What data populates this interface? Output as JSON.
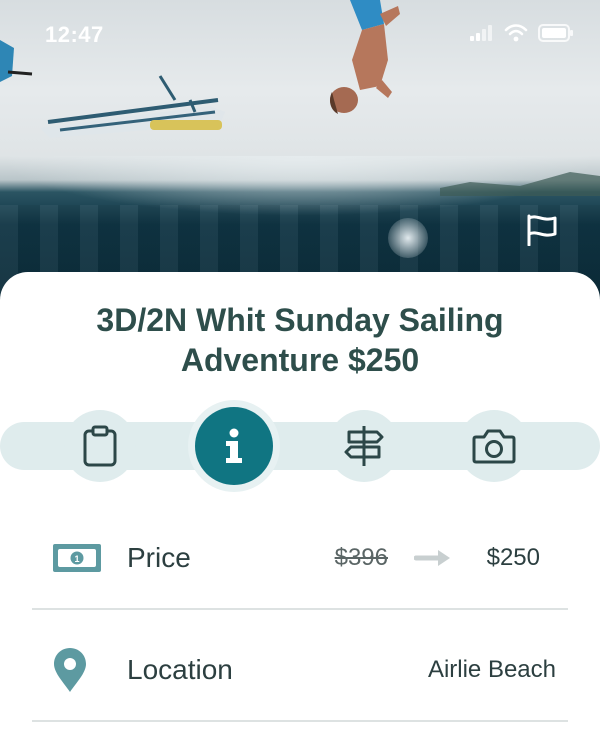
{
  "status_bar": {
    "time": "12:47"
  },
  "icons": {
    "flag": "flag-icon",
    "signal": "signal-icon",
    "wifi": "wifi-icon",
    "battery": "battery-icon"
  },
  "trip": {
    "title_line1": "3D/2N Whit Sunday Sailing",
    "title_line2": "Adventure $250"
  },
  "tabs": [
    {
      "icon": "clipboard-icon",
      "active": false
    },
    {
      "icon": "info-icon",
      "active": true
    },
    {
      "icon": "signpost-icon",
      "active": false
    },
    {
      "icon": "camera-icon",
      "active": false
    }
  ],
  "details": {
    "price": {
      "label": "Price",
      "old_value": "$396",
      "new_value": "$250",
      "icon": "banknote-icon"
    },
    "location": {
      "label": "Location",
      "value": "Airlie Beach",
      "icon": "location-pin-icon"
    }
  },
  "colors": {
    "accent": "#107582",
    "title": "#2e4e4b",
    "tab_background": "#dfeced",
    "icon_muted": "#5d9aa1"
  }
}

_ _ _ _ _ _ _

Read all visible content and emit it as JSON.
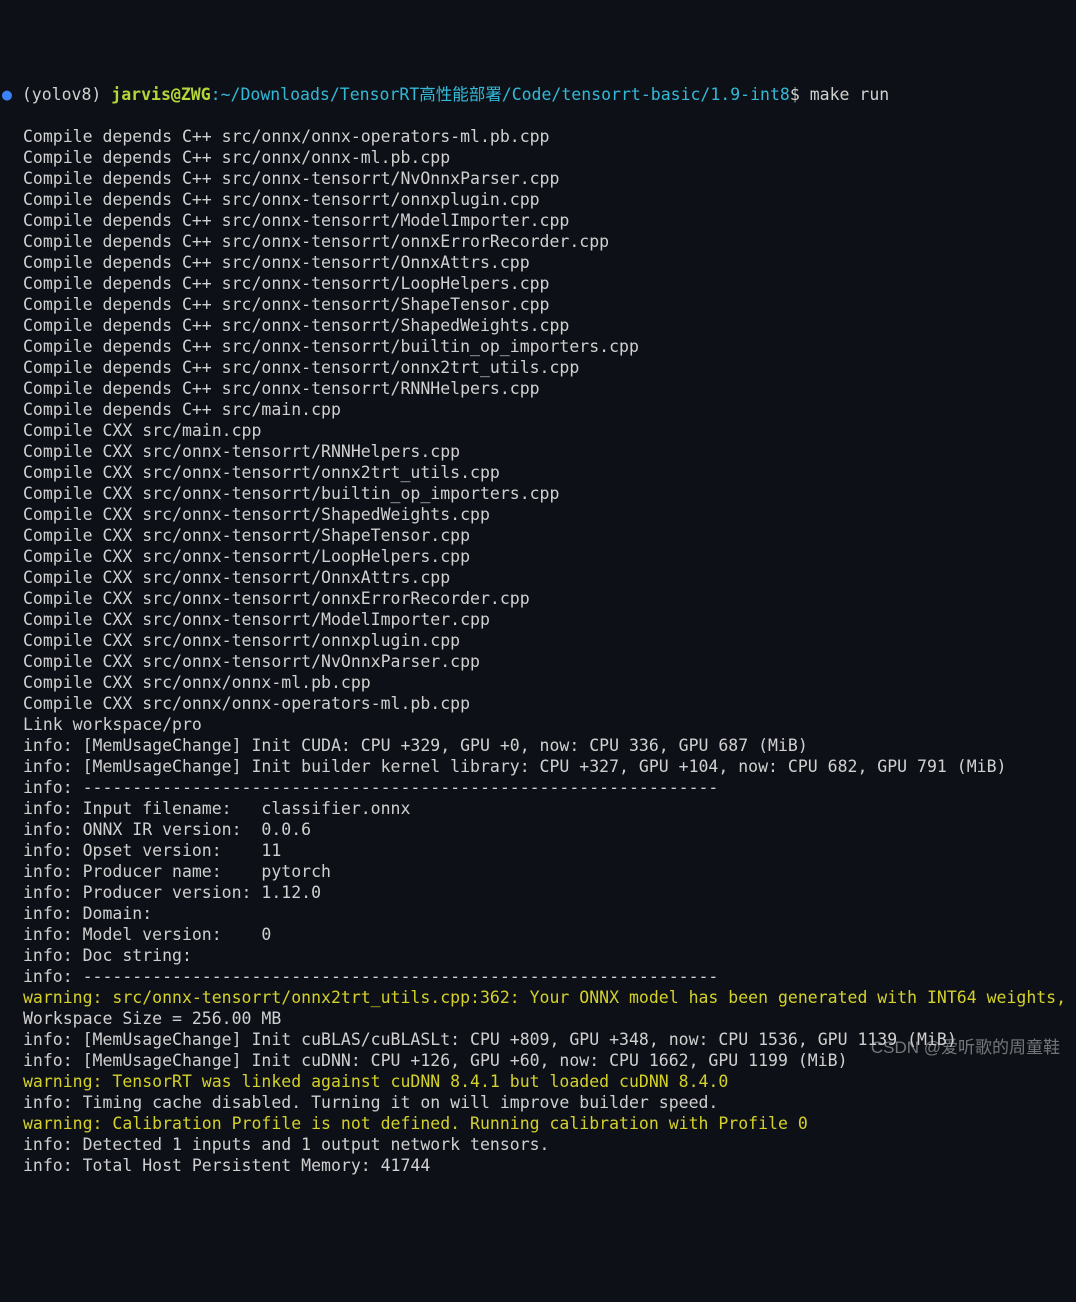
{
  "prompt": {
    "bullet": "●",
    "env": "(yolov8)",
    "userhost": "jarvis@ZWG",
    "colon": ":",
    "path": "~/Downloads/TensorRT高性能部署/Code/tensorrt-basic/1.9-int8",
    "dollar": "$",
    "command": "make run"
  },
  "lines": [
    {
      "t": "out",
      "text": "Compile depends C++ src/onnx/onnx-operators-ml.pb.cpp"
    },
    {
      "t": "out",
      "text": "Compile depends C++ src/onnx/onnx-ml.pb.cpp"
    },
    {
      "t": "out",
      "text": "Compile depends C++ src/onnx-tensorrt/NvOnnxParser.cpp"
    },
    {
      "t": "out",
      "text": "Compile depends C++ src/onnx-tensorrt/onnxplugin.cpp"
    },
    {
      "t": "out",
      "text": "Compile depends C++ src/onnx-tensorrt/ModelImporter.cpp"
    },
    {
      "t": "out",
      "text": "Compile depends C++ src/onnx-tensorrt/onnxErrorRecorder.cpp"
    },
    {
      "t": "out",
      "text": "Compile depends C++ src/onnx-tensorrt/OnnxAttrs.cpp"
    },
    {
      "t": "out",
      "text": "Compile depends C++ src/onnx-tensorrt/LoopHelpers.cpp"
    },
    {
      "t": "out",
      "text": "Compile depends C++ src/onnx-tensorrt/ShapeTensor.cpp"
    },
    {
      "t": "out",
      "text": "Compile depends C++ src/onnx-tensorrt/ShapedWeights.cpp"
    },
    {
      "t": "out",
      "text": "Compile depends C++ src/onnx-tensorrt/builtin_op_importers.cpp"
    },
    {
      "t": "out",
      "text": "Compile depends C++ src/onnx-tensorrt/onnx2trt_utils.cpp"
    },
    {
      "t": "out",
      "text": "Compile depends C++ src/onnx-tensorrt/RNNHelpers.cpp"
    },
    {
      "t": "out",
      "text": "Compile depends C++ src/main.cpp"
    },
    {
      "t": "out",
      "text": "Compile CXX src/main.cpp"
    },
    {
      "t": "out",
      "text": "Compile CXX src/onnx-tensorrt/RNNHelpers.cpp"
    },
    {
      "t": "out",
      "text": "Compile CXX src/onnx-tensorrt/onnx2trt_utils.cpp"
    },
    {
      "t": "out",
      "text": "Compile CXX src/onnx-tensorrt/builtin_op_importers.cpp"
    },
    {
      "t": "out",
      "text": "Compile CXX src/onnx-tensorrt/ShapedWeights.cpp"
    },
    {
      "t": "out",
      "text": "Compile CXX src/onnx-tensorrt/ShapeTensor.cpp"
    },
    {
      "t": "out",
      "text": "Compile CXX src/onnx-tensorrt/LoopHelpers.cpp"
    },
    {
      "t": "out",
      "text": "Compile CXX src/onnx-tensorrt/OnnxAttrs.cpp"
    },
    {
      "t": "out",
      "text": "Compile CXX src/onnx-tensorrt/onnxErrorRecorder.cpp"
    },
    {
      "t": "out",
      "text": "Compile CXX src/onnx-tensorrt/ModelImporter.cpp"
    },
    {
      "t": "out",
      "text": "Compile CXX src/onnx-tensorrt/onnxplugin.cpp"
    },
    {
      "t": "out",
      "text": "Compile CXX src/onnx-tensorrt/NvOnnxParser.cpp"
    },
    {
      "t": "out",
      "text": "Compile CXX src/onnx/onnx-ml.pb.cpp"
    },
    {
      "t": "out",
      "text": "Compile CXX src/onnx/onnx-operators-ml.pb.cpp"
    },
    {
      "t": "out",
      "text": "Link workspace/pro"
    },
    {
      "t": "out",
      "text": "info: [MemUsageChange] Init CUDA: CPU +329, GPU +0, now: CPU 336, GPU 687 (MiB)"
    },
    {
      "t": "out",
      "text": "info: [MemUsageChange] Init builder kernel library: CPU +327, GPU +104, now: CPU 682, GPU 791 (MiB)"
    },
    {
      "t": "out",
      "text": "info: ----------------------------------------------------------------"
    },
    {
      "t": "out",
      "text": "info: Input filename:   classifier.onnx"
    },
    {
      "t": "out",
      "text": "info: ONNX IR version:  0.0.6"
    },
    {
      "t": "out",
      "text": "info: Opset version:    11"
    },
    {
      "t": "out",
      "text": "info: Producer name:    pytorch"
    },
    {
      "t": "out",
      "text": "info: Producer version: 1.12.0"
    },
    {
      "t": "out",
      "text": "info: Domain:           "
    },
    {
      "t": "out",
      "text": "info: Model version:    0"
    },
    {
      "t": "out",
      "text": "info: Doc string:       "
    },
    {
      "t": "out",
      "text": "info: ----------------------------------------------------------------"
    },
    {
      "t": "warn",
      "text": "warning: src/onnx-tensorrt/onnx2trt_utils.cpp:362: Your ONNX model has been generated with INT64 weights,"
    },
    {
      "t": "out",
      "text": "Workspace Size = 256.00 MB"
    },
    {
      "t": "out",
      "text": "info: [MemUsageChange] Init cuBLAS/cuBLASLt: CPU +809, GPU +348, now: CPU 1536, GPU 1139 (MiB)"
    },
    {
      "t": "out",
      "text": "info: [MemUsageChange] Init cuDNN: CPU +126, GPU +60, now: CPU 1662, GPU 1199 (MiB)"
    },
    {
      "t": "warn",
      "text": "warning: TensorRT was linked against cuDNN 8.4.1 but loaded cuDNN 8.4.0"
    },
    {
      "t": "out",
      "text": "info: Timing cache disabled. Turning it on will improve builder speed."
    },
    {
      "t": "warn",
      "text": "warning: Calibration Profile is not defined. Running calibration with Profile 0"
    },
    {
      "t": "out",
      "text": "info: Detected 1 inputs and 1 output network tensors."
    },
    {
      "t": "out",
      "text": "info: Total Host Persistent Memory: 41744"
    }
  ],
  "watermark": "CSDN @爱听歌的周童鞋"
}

_ _ _ _ _ _ _

## Task details
In the listing above, locate each line with "ModelImporter" and copy it.

## Response below
      "text": "Compile depends C++ src/onnx-tensorrt/ModelImporter.cpp"
      "text": "Compile CXX src/onnx-tensorrt/ModelImporter.cpp"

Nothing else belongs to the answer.